(Collection entries)

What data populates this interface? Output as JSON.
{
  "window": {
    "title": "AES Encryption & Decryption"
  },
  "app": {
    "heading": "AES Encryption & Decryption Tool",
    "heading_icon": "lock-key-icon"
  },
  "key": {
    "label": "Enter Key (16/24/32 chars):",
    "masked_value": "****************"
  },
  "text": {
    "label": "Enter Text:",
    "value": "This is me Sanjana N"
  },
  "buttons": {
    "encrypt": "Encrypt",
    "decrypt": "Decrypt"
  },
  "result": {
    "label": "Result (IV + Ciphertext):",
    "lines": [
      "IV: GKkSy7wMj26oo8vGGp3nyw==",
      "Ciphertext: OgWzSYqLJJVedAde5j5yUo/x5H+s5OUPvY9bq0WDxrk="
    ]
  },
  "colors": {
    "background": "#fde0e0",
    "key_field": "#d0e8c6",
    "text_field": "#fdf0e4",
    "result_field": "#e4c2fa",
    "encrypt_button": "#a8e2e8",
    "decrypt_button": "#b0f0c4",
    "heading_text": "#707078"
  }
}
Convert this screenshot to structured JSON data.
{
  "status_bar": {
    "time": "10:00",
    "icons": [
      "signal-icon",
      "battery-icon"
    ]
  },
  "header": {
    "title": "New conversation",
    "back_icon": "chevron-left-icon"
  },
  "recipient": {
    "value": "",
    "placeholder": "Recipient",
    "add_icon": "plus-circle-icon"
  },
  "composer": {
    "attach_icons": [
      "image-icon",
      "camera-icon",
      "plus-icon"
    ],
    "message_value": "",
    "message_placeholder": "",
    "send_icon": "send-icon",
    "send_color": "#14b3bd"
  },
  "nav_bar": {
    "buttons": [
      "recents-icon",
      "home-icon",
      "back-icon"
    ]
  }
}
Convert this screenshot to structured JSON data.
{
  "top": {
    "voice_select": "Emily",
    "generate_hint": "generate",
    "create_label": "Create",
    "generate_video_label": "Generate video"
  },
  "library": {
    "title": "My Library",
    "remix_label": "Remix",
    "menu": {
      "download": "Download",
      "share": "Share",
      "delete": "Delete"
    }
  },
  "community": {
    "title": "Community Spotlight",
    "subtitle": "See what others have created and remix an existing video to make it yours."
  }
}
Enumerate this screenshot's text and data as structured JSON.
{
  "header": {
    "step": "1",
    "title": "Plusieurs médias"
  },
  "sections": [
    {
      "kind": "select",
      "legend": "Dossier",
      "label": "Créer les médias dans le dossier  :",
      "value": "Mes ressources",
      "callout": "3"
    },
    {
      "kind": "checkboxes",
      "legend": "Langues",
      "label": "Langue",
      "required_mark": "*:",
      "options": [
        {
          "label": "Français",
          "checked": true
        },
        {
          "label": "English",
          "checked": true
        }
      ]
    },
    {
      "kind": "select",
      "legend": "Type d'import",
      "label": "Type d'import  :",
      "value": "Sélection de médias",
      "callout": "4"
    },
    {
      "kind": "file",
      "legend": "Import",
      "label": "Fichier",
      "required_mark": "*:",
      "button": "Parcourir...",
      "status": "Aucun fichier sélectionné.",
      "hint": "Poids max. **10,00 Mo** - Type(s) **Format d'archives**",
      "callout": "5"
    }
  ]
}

### THE REQUEST:
Every entry must be quoted exactly as it appears above.

### ANSWER BELOW:
What data populates this interface? Output as JSON.
{
  "window": {
    "title": "AES Encryption & Decryption"
  },
  "app": {
    "heading": "AES Encryption & Decryption Tool",
    "heading_icon": "lock-key-icon"
  },
  "key": {
    "label": "Enter Key (16/24/32 chars):",
    "masked_value": "****************"
  },
  "text": {
    "label": "Enter Text:",
    "value": "This is me Sanjana N"
  },
  "buttons": {
    "encrypt": "Encrypt",
    "decrypt": "Decrypt"
  },
  "result": {
    "label": "Result (IV + Ciphertext):",
    "lines": [
      "IV: GKkSy7wMj26oo8vGGp3nyw==",
      "Ciphertext: OgWzSYqLJJVedAde5j5yUo/x5H+s5OUPvY9bq0WDxrk="
    ]
  },
  "colors": {
    "background": "#fde0e0",
    "key_field": "#d0e8c6",
    "text_field": "#fdf0e4",
    "result_field": "#e4c2fa",
    "encrypt_button": "#a8e2e8",
    "decrypt_button": "#b0f0c4",
    "heading_text": "#707078"
  }
}
Convert this screenshot to structured JSON data.
{
  "status_bar": {
    "time": "10:00",
    "icons": [
      "signal-icon",
      "battery-icon"
    ]
  },
  "header": {
    "title": "New conversation",
    "back_icon": "chevron-left-icon"
  },
  "recipient": {
    "value": "",
    "placeholder": "Recipient",
    "add_icon": "plus-circle-icon"
  },
  "composer": {
    "attach_icons": [
      "image-icon",
      "camera-icon",
      "plus-icon"
    ],
    "message_value": "",
    "message_placeholder": "",
    "send_icon": "send-icon",
    "send_color": "#14b3bd"
  },
  "nav_bar": {
    "buttons": [
      "recents-icon",
      "home-icon",
      "back-icon"
    ]
  }
}
Convert this screenshot to structured JSON data.
{
  "top": {
    "voice_select": "Emily",
    "generate_hint": "generate",
    "create_label": "Create",
    "generate_video_label": "Generate video"
  },
  "library": {
    "title": "My Library",
    "remix_label": "Remix",
    "menu": {
      "download": "Download",
      "share": "Share",
      "delete": "Delete"
    }
  },
  "community": {
    "title": "Community Spotlight",
    "subtitle": "See what others have created and remix an existing video to make it yours."
  }
}
Enumerate this screenshot's text and data as structured JSON.
{
  "header": {
    "step": "1",
    "title": "Plusieurs médias"
  },
  "sections": [
    {
      "kind": "select",
      "legend": "Dossier",
      "label": "Créer les médias dans le dossier  :",
      "value": "Mes ressources",
      "callout": "3"
    },
    {
      "kind": "checkboxes",
      "legend": "Langues",
      "label": "Langue",
      "required_mark": "*:",
      "options": [
        {
          "label": "Français",
          "checked": true
        },
        {
          "label": "English",
          "checked": true
        }
      ]
    },
    {
      "kind": "select",
      "legend": "Type d'import",
      "label": "Type d'import  :",
      "value": "Sélection de médias",
      "callout": "4"
    },
    {
      "kind": "file",
      "legend": "Import",
      "label": "Fichier",
      "required_mark": "*:",
      "button": "Parcourir...",
      "status": "Aucun fichier sélectionné.",
      "hint": "Poids max. **10,00 Mo** - Type(s) **Format d'archives**",
      "callout": "5"
    }
  ]
}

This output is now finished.